• Aim of the task
An exact reproduction of the records is required, with all images left out.

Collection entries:
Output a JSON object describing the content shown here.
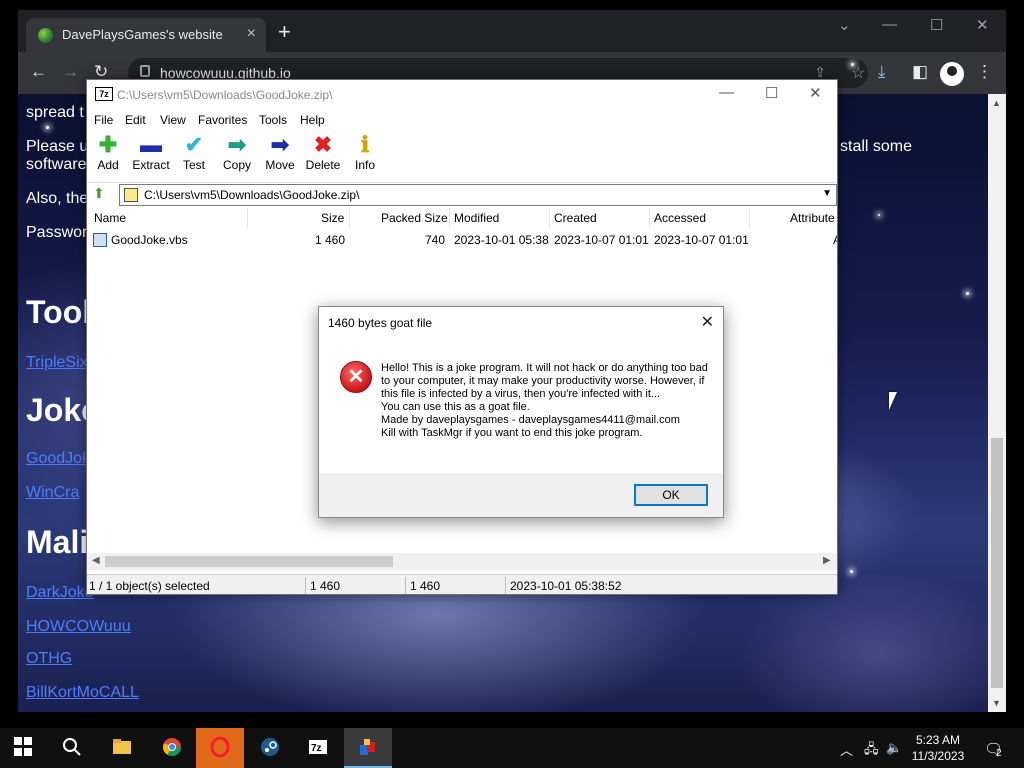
{
  "browser": {
    "tab_title": "DavePlaysGames's website",
    "tab_close": "×",
    "new_tab": "+",
    "url": "howcowuuu.github.io",
    "controls": {
      "minimize": "—",
      "maximize": "☐",
      "close": "✕",
      "more": "⌄"
    }
  },
  "page": {
    "lines": [
      "spread t",
      "Please u",
      "software",
      "Also, the",
      "Passwor"
    ],
    "right_text": "stall some",
    "headings": [
      "Tool",
      "Joke",
      "Mali"
    ],
    "links": [
      "TripleSix",
      "GoodJok",
      "WinCra",
      "DarkJoke",
      "HOWCOWuuu",
      "OTHG",
      "BillKortMoCALL"
    ]
  },
  "sevenzip": {
    "icon_label": "7z",
    "title": "C:\\Users\\vm5\\Downloads\\GoodJoke.zip\\",
    "menu": [
      "File",
      "Edit",
      "View",
      "Favorites",
      "Tools",
      "Help"
    ],
    "tools": [
      {
        "label": "Add",
        "icon": "add-icon",
        "color": "#2fb52f",
        "glyph": "✚"
      },
      {
        "label": "Extract",
        "icon": "extract-icon",
        "color": "#1c2fa8",
        "glyph": "▬"
      },
      {
        "label": "Test",
        "icon": "test-icon",
        "color": "#29b6d6",
        "glyph": "✔"
      },
      {
        "label": "Copy",
        "icon": "copy-icon",
        "color": "#1c9a8a",
        "glyph": "➡"
      },
      {
        "label": "Move",
        "icon": "move-icon",
        "color": "#1c2fa8",
        "glyph": "➡"
      },
      {
        "label": "Delete",
        "icon": "delete-icon",
        "color": "#e01f1f",
        "glyph": "✖"
      },
      {
        "label": "Info",
        "icon": "info-icon",
        "color": "#d9a400",
        "glyph": "ℹ"
      }
    ],
    "address": "C:\\Users\\vm5\\Downloads\\GoodJoke.zip\\",
    "columns": [
      "Name",
      "Size",
      "Packed Size",
      "Modified",
      "Created",
      "Accessed",
      "Attribute"
    ],
    "rows": [
      {
        "name": "GoodJoke.vbs",
        "size": "1 460",
        "packed": "740",
        "modified": "2023-10-01 05:38",
        "created": "2023-10-07 01:01",
        "accessed": "2023-10-07 01:01",
        "attr": "A"
      }
    ],
    "status": {
      "selected": "1 / 1 object(s) selected",
      "size": "1 460",
      "packed": "1 460",
      "date": "2023-10-01 05:38:52"
    }
  },
  "dialog": {
    "title": "1460 bytes goat file",
    "close": "✕",
    "message": "Hello! This is a joke program. It will not hack or do anything too bad to your computer, it may make your productivity worse. However, if this file is infected by a virus, then you're infected with it...\nYou can use this as a goat file.\nMade by daveplaysgames - daveplaysgames4411@mail.com\nKill with TaskMgr if you want to end this joke program.",
    "ok_label": "OK",
    "error_glyph": "✕"
  },
  "taskbar": {
    "time": "5:23 AM",
    "date": "11/3/2023",
    "notifications": "2",
    "apps": [
      "start-button",
      "search-icon",
      "file-explorer-icon",
      "chrome-icon",
      "opera-icon",
      "steam-icon",
      "7zip-icon",
      "joke-app-icon"
    ]
  }
}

• Result for this task
Output a JSON object describing the content shown here.
{
  "browser": {
    "tab_title": "DavePlaysGames's website",
    "tab_close": "×",
    "new_tab": "+",
    "url": "howcowuuu.github.io",
    "controls": {
      "minimize": "—",
      "maximize": "☐",
      "close": "✕",
      "more": "⌄"
    }
  },
  "page": {
    "lines": [
      "spread t",
      "Please u",
      "software",
      "Also, the",
      "Passwor"
    ],
    "right_text": "stall some",
    "headings": [
      "Tool",
      "Joke",
      "Mali"
    ],
    "links": [
      "TripleSix",
      "GoodJok",
      "WinCra",
      "DarkJoke",
      "HOWCOWuuu",
      "OTHG",
      "BillKortMoCALL"
    ]
  },
  "sevenzip": {
    "icon_label": "7z",
    "title": "C:\\Users\\vm5\\Downloads\\GoodJoke.zip\\",
    "menu": [
      "File",
      "Edit",
      "View",
      "Favorites",
      "Tools",
      "Help"
    ],
    "tools": [
      {
        "label": "Add",
        "icon": "add-icon",
        "color": "#2fb52f",
        "glyph": "✚"
      },
      {
        "label": "Extract",
        "icon": "extract-icon",
        "color": "#1c2fa8",
        "glyph": "▬"
      },
      {
        "label": "Test",
        "icon": "test-icon",
        "color": "#29b6d6",
        "glyph": "✔"
      },
      {
        "label": "Copy",
        "icon": "copy-icon",
        "color": "#1c9a8a",
        "glyph": "➡"
      },
      {
        "label": "Move",
        "icon": "move-icon",
        "color": "#1c2fa8",
        "glyph": "➡"
      },
      {
        "label": "Delete",
        "icon": "delete-icon",
        "color": "#e01f1f",
        "glyph": "✖"
      },
      {
        "label": "Info",
        "icon": "info-icon",
        "color": "#d9a400",
        "glyph": "ℹ"
      }
    ],
    "address": "C:\\Users\\vm5\\Downloads\\GoodJoke.zip\\",
    "columns": [
      "Name",
      "Size",
      "Packed Size",
      "Modified",
      "Created",
      "Accessed",
      "Attribute"
    ],
    "rows": [
      {
        "name": "GoodJoke.vbs",
        "size": "1 460",
        "packed": "740",
        "modified": "2023-10-01 05:38",
        "created": "2023-10-07 01:01",
        "accessed": "2023-10-07 01:01",
        "attr": "A"
      }
    ],
    "status": {
      "selected": "1 / 1 object(s) selected",
      "size": "1 460",
      "packed": "1 460",
      "date": "2023-10-01 05:38:52"
    }
  },
  "dialog": {
    "title": "1460 bytes goat file",
    "close": "✕",
    "message": "Hello! This is a joke program. It will not hack or do anything too bad to your computer, it may make your productivity worse. However, if this file is infected by a virus, then you're infected with it...\nYou can use this as a goat file.\nMade by daveplaysgames - daveplaysgames4411@mail.com\nKill with TaskMgr if you want to end this joke program.",
    "ok_label": "OK",
    "error_glyph": "✕"
  },
  "taskbar": {
    "time": "5:23 AM",
    "date": "11/3/2023",
    "notifications": "2",
    "apps": [
      "start-button",
      "search-icon",
      "file-explorer-icon",
      "chrome-icon",
      "opera-icon",
      "steam-icon",
      "7zip-icon",
      "joke-app-icon"
    ]
  }
}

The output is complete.